- Data records:
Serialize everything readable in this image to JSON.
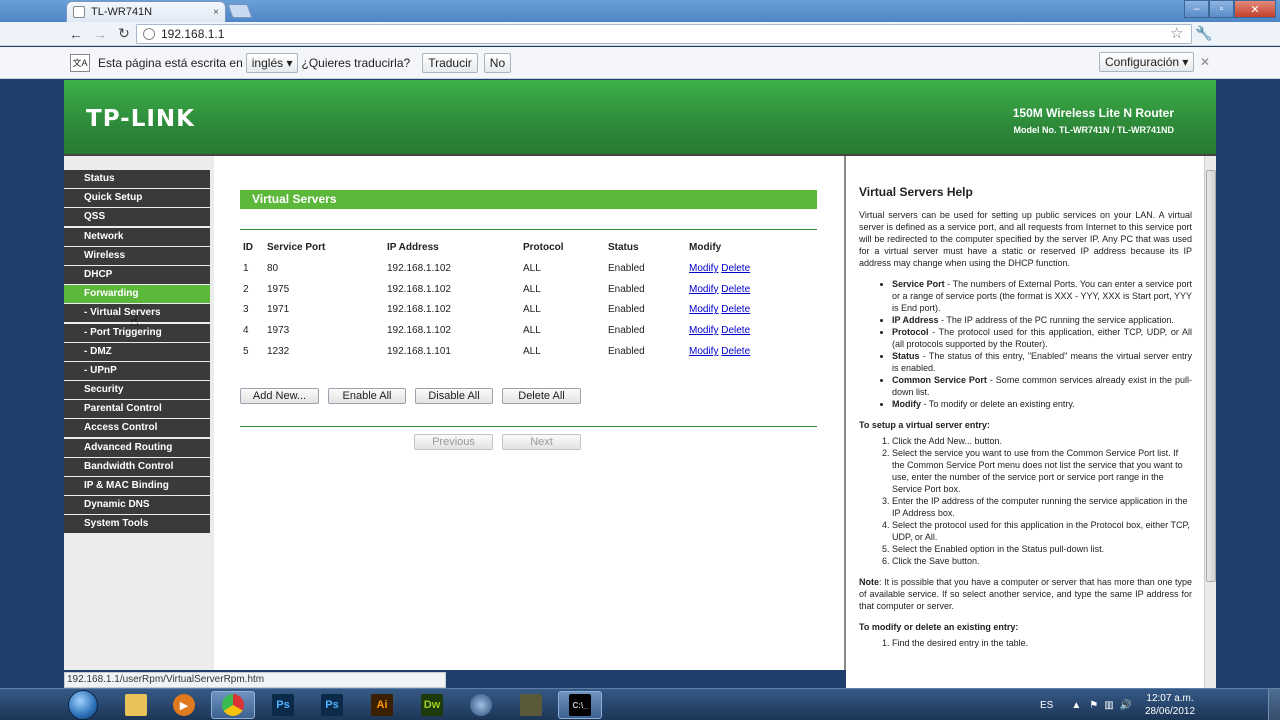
{
  "browser": {
    "tab_title": "TL-WR741N",
    "tab_close": "×",
    "window_controls": [
      "–",
      "▫",
      "✕"
    ],
    "url": "192.168.1.1",
    "nav": {
      "back": "←",
      "forward": "→",
      "reload": "↻"
    }
  },
  "translate_bar": {
    "message": "Esta página está escrita en",
    "language": "inglés",
    "question": "¿Quieres traducirla?",
    "translate_button": "Traducir",
    "no_button": "No",
    "config_button": "Configuración",
    "close": "✕"
  },
  "header": {
    "logo": "TP-LINK",
    "product": "150M Wireless Lite N Router",
    "model": "Model No. TL-WR741N / TL-WR741ND"
  },
  "sidebar": {
    "items": [
      {
        "label": "Status"
      },
      {
        "label": "Quick Setup"
      },
      {
        "label": "QSS"
      },
      {
        "label": "Network"
      },
      {
        "label": "Wireless"
      },
      {
        "label": "DHCP"
      },
      {
        "label": "Forwarding"
      },
      {
        "label": "- Virtual Servers"
      },
      {
        "label": "- Port Triggering"
      },
      {
        "label": "- DMZ"
      },
      {
        "label": "- UPnP"
      },
      {
        "label": "Security"
      },
      {
        "label": "Parental Control"
      },
      {
        "label": "Access Control"
      },
      {
        "label": "Advanced Routing"
      },
      {
        "label": "Bandwidth Control"
      },
      {
        "label": "IP & MAC Binding"
      },
      {
        "label": "Dynamic DNS"
      },
      {
        "label": "System Tools"
      }
    ]
  },
  "main": {
    "title": "Virtual Servers",
    "columns": [
      "ID",
      "Service Port",
      "IP Address",
      "Protocol",
      "Status",
      "Modify"
    ],
    "rows": [
      {
        "id": "1",
        "port": "80",
        "ip": "192.168.1.102",
        "protocol": "ALL",
        "status": "Enabled"
      },
      {
        "id": "2",
        "port": "1975",
        "ip": "192.168.1.102",
        "protocol": "ALL",
        "status": "Enabled"
      },
      {
        "id": "3",
        "port": "1971",
        "ip": "192.168.1.102",
        "protocol": "ALL",
        "status": "Enabled"
      },
      {
        "id": "4",
        "port": "1973",
        "ip": "192.168.1.102",
        "protocol": "ALL",
        "status": "Enabled"
      },
      {
        "id": "5",
        "port": "1232",
        "ip": "192.168.1.101",
        "protocol": "ALL",
        "status": "Enabled"
      }
    ],
    "modify_label": "Modify",
    "delete_label": "Delete",
    "buttons": {
      "add_new": "Add New...",
      "enable_all": "Enable All",
      "disable_all": "Disable All",
      "delete_all": "Delete All",
      "previous": "Previous",
      "next": "Next"
    }
  },
  "help": {
    "title": "Virtual Servers Help",
    "intro": "Virtual servers can be used for setting up public services on your LAN. A virtual server is defined as a service port, and all requests from Internet to this service port will be redirected to the computer specified by the server IP. Any PC that was used for a virtual server must have a static or reserved IP address because its IP address may change when using the DHCP function.",
    "fields": [
      {
        "term": "Service Port",
        "text": " - The numbers of External Ports. You can enter a service port or a range of service ports (the format is XXX - YYY, XXX is Start port, YYY is End port)."
      },
      {
        "term": "IP Address",
        "text": " - The IP address of the PC running the service application."
      },
      {
        "term": "Protocol",
        "text": " - The protocol used for this application, either TCP, UDP, or All (all protocols supported by the Router)."
      },
      {
        "term": "Status",
        "text": " - The status of this entry, \"Enabled\" means the virtual server entry is enabled."
      },
      {
        "term": "Common Service Port",
        "text": " - Some common services already exist in the pull-down list."
      },
      {
        "term": "Modify",
        "text": " - To modify or delete an existing entry."
      }
    ],
    "setup_heading": "To setup a virtual server entry:",
    "setup_steps": [
      "Click the Add New... button.",
      "Select the service you want to use from the Common Service Port list. If the Common Service Port menu does not list the service that you want to use, enter the number of the service port or service port range in the Service Port box.",
      "Enter the IP address of the computer running the service application in the IP Address box.",
      "Select the protocol used for this application in the Protocol box, either TCP, UDP, or All.",
      "Select the Enabled option in the Status pull-down list.",
      "Click the Save button."
    ],
    "note_label": "Note",
    "note": ": It is possible that you have a computer or server that has more than one type of available service. If so select another service, and type the same IP address for that computer or server.",
    "modify_heading": "To modify or delete an existing entry:",
    "modify_steps": [
      "Find the desired entry in the table."
    ]
  },
  "status_bar": {
    "url": "192.168.1.1/userRpm/VirtualServerRpm.htm"
  },
  "taskbar": {
    "apps": [
      "Ps",
      "Ps",
      "Ai",
      "Dw"
    ],
    "language": "ES",
    "time": "12:07 a.m.",
    "date": "28/06/2012"
  }
}
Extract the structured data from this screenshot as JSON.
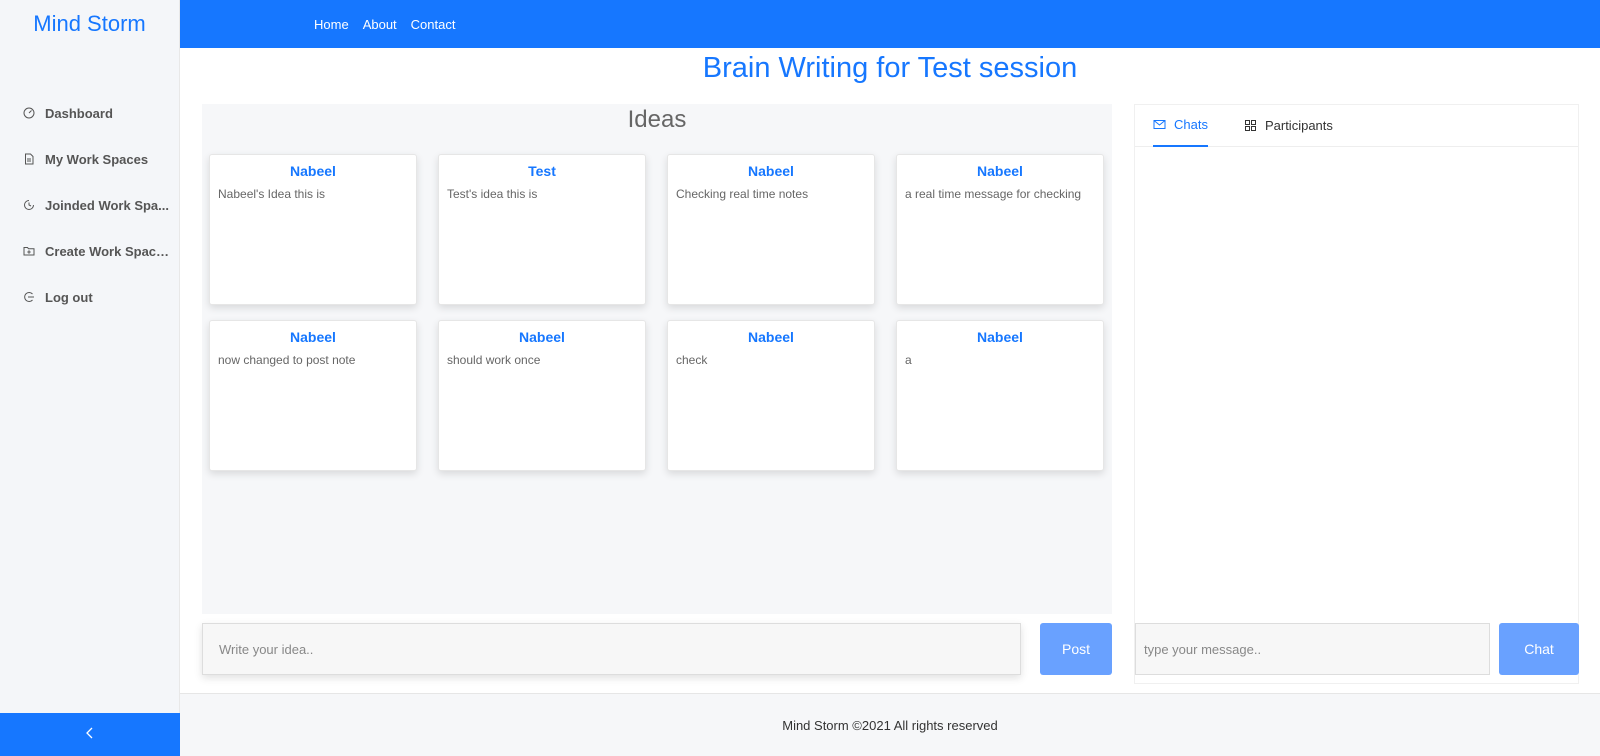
{
  "app": {
    "logo": "Mind Storm"
  },
  "nav": {
    "items": [
      "Home",
      "About",
      "Contact"
    ]
  },
  "sidebar": {
    "items": [
      {
        "label": "Dashboard",
        "icon": "dashboard-icon"
      },
      {
        "label": "My Work Spaces",
        "icon": "file-icon"
      },
      {
        "label": "Joinded Work Spa...",
        "icon": "history-icon"
      },
      {
        "label": "Create Work Spaces",
        "icon": "folder-add-icon"
      },
      {
        "label": "Log out",
        "icon": "logout-icon"
      }
    ],
    "collapse_icon": "chevron-left-icon"
  },
  "page": {
    "title": "Brain Writing for Test session"
  },
  "ideas": {
    "title": "Ideas",
    "notes": [
      {
        "author": "Nabeel",
        "text": "Nabeel's Idea this is"
      },
      {
        "author": "Test",
        "text": "Test's idea this is"
      },
      {
        "author": "Nabeel",
        "text": "Checking real time notes"
      },
      {
        "author": "Nabeel",
        "text": "a real time message for checking"
      },
      {
        "author": "Nabeel",
        "text": "now changed to post note"
      },
      {
        "author": "Nabeel",
        "text": "should work once"
      },
      {
        "author": "Nabeel",
        "text": "check"
      },
      {
        "author": "Nabeel",
        "text": "a"
      }
    ],
    "input_placeholder": "Write your idea..",
    "post_label": "Post"
  },
  "chat": {
    "tabs": [
      {
        "label": "Chats",
        "icon": "mail-icon",
        "active": true
      },
      {
        "label": "Participants",
        "icon": "appstore-icon",
        "active": false
      }
    ],
    "input_placeholder": "type your message..",
    "button_label": "Chat"
  },
  "footer": {
    "text": "Mind Storm ©2021 All rights reserved"
  },
  "colors": {
    "primary": "#1677ff",
    "button": "#69a1ff",
    "panel_bg": "#f6f7f9"
  }
}
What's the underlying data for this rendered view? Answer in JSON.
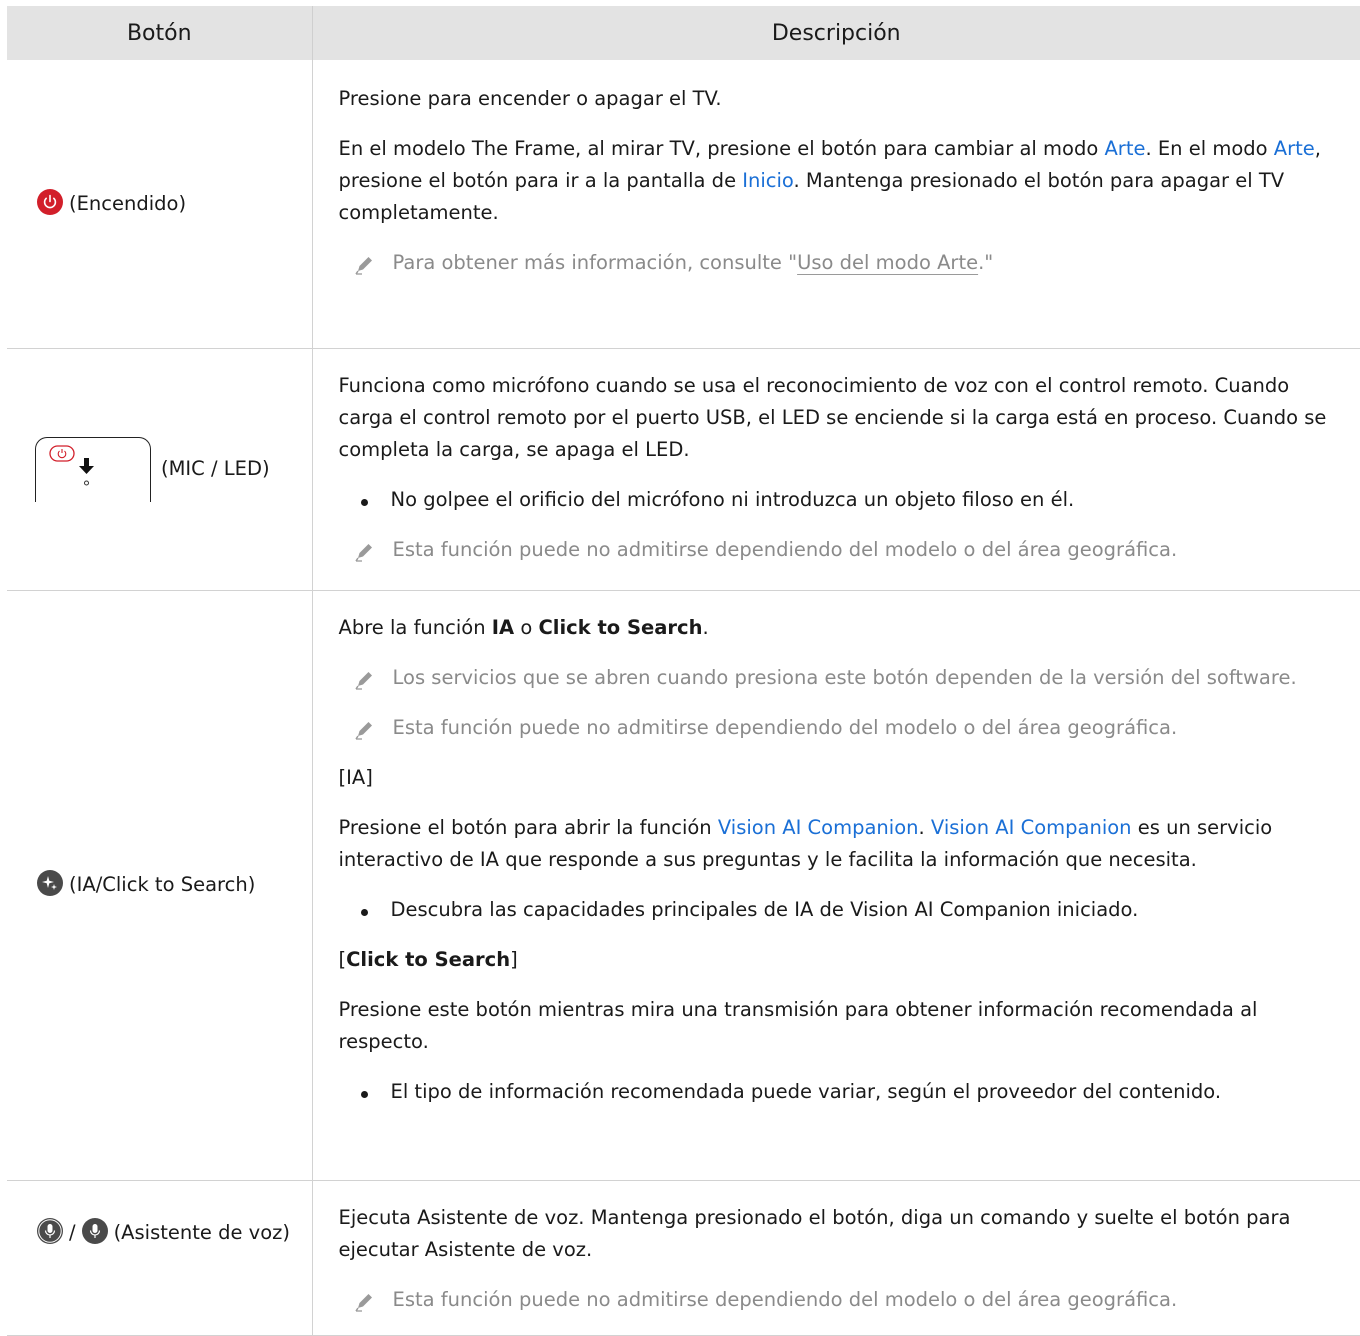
{
  "headers": {
    "col1": "Botón",
    "col2": "Descripción"
  },
  "rows": [
    {
      "button_label": "(Encendido)",
      "p1": "Presione para encender o apagar el TV.",
      "p2": {
        "a": "En el modelo The Frame, al mirar TV, presione el botón para cambiar al modo ",
        "link1": "Arte",
        "b": ". En el modo ",
        "link2": "Arte",
        "c": ", presione el botón para ir a la pantalla de ",
        "link3": "Inicio",
        "d": ". Mantenga presionado el botón para apagar el TV completamente."
      },
      "note": {
        "a": "Para obtener más información, consulte \"",
        "link": "Uso del modo Arte",
        "b": ".\""
      }
    },
    {
      "button_label": "(MIC / LED)",
      "p1": "Funciona como micrófono cuando se usa el reconocimiento de voz con el control remoto. Cuando carga el control remoto por el puerto USB, el LED se enciende si la carga está en proceso. Cuando se completa la carga, se apaga el LED.",
      "bullet1": "No golpee el orificio del micrófono ni introduzca un objeto filoso en él.",
      "note": "Esta función puede no admitirse dependiendo del modelo o del área geográfica."
    },
    {
      "button_label": "(IA/Click to Search)",
      "p1": {
        "a": "Abre la función ",
        "b1": "IA",
        "mid": " o ",
        "b2": "Click to Search",
        "end": "."
      },
      "note1": "Los servicios que se abren cuando presiona este botón dependen de la versión del software.",
      "note2": "Esta función puede no admitirse dependiendo del modelo o del área geográfica.",
      "heading_ia": "[IA]",
      "p2": {
        "a": "Presione el botón para abrir la función ",
        "link1": "Vision AI Companion",
        "b": ". ",
        "link2": "Vision AI Companion",
        "c": " es un servicio interactivo de IA que responde a sus preguntas y le facilita la información que necesita."
      },
      "bullet1": "Descubra las capacidades principales de IA de Vision AI Companion iniciado.",
      "heading_cts": {
        "open": "[",
        "bold": "Click to Search",
        "close": "]"
      },
      "p3": "Presione este botón mientras mira una transmisión para obtener información recomendada al respecto.",
      "bullet2": "El tipo de información recomendada puede variar, según el proveedor del contenido."
    },
    {
      "button_sep": "/",
      "button_label": "(Asistente de voz)",
      "p1": "Ejecuta Asistente de voz. Mantenga presionado el botón, diga un comando y suelte el botón para ejecutar Asistente de voz.",
      "note": "Esta función puede no admitirse dependiendo del modelo o del área geográfica."
    }
  ],
  "colors": {
    "link": "#1a6fd6",
    "note": "#8a8a8a",
    "header_bg": "#e3e3e3",
    "power_red": "#d21f2a",
    "icon_dark": "#4a4a4a"
  }
}
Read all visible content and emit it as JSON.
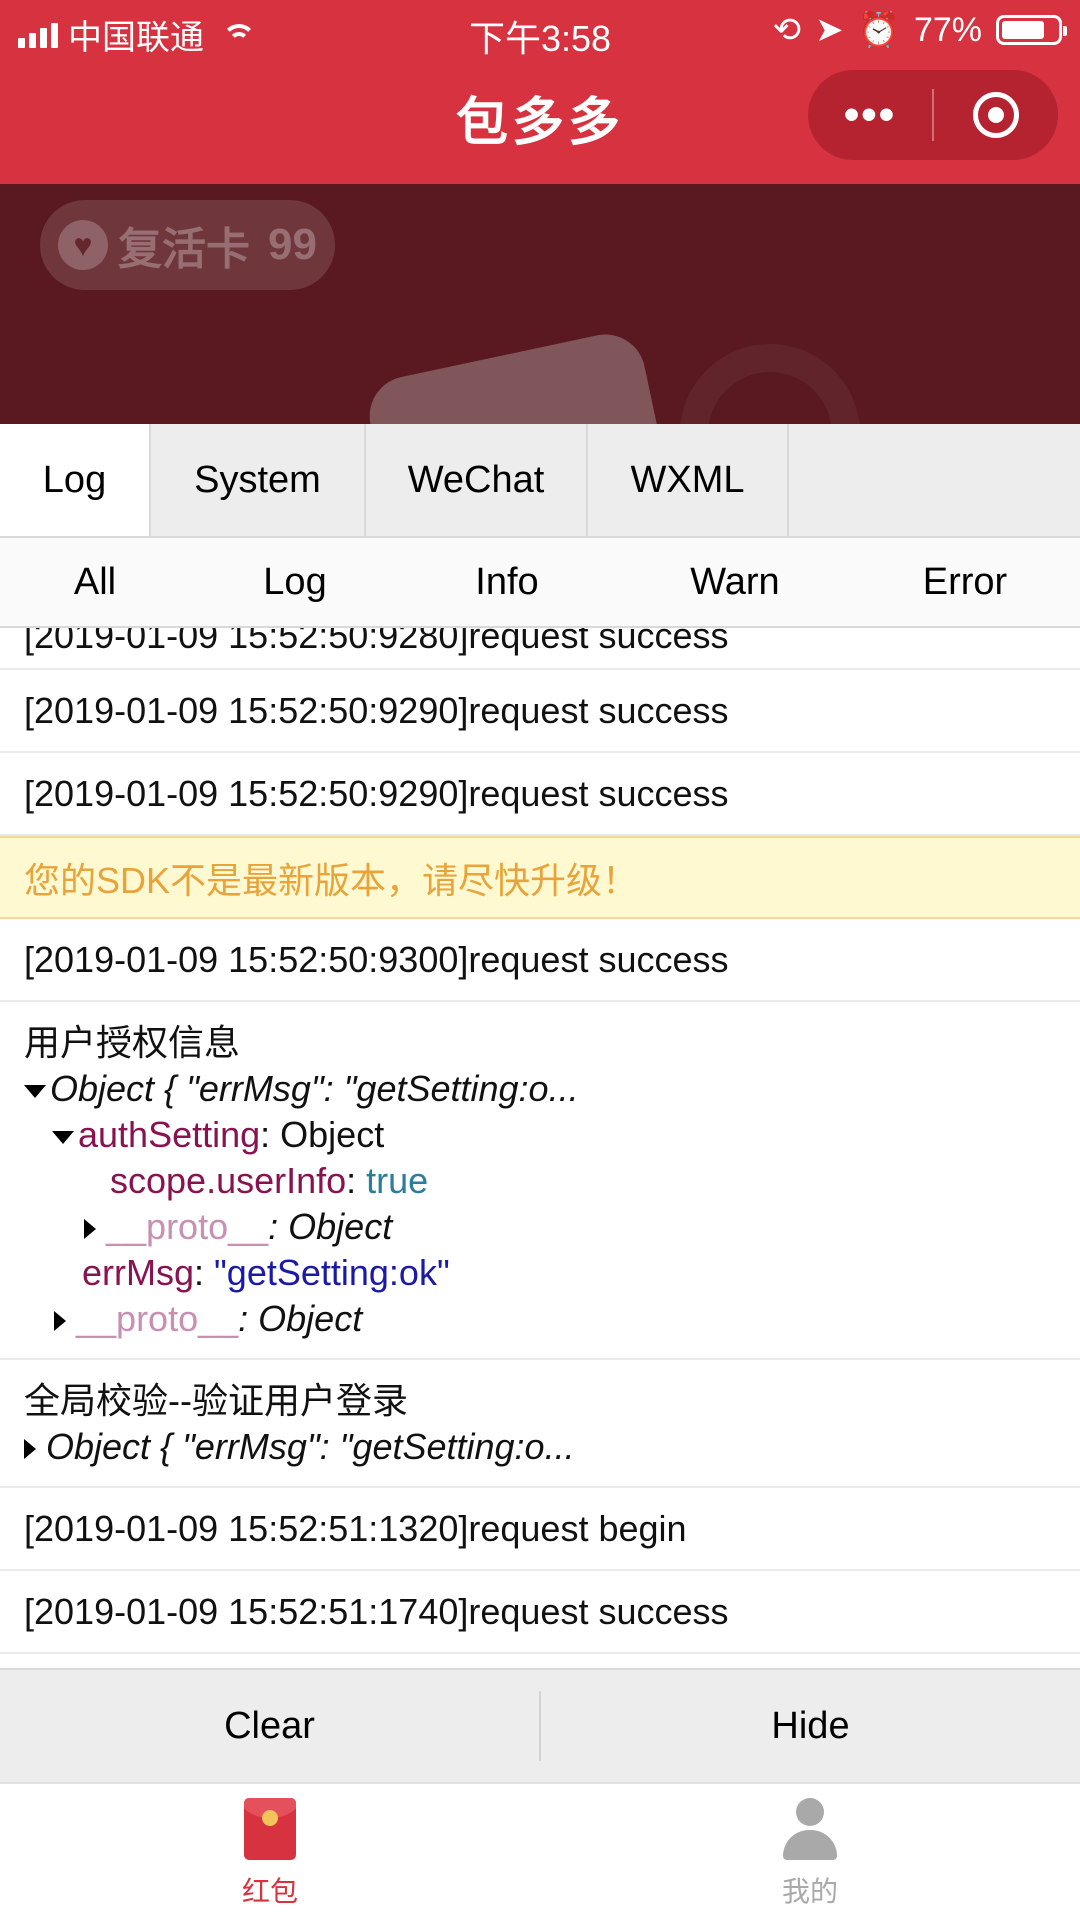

- What the task asks: Each line that holds the word "term" should be extracted from the records.

- Answer to the task:
        "term": "Service Port",
        "term": "IP Address",
        "term": "Protocol",
        "term": "Status",
        "term": "Common Service Port",
        "term": "Modify",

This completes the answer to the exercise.